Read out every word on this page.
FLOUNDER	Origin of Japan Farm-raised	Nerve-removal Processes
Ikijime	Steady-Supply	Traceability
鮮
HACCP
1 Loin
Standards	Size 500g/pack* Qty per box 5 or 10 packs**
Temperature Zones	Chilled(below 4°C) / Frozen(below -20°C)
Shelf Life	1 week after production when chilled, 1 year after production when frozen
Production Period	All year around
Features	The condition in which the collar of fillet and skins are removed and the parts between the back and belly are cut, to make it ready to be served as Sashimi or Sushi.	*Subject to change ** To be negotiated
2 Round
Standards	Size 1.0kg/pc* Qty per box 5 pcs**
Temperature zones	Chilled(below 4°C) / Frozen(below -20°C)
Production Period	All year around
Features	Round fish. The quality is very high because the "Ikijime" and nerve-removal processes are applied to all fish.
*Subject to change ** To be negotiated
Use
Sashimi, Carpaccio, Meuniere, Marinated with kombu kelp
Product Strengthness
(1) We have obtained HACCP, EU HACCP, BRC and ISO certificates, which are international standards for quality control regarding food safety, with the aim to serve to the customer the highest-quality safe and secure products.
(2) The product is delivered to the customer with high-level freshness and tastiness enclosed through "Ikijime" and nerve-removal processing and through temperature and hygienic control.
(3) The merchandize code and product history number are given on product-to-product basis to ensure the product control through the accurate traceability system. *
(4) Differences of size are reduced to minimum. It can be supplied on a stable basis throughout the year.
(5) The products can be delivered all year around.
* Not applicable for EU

---

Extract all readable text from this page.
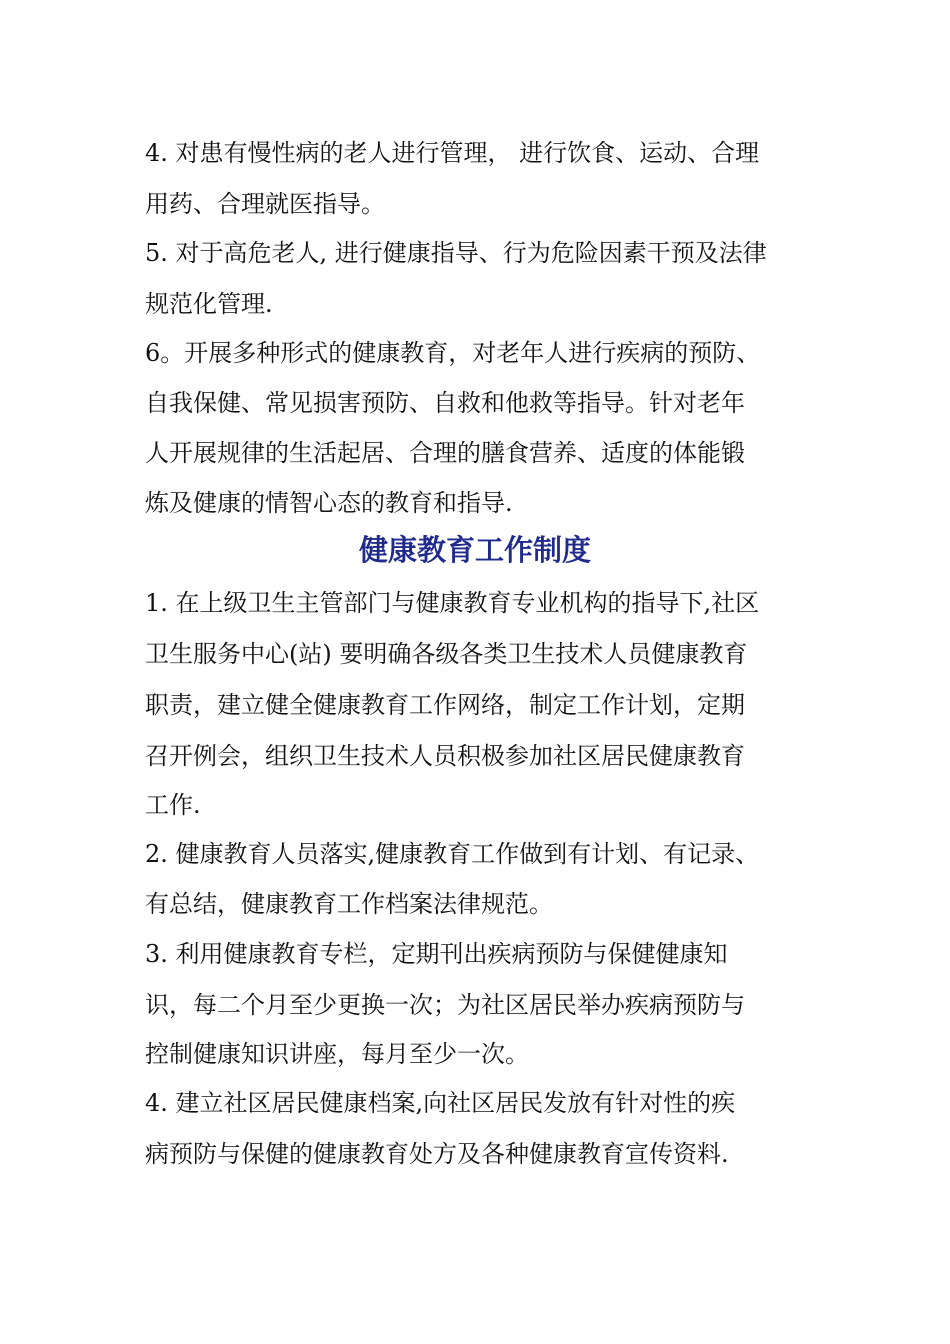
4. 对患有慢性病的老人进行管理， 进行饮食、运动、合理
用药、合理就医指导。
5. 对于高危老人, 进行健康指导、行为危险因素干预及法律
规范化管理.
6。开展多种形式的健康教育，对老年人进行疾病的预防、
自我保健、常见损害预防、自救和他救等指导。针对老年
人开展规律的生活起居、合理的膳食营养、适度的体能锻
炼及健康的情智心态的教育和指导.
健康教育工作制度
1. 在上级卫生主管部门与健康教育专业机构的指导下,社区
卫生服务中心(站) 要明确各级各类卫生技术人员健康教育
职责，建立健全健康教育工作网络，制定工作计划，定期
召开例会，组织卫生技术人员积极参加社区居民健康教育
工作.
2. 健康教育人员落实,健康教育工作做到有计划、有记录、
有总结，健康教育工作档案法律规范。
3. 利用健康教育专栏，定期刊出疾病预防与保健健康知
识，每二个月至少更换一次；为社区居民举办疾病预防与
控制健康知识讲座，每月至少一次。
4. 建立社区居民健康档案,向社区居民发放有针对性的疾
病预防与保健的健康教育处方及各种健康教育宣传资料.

> _REQUIRED WORK_: Where a line in the entries holds "year", copy that line.

> _ANSWER FOR THE TASK_:
Shelf Life	1 week after production when chilled, 1 year after production when frozen
Production Period	All year around
Production Period	All year around
(4) Differences of size are reduced to minimum. It can be supplied on a stable basis throughout the year.
(5) The products can be delivered all year around.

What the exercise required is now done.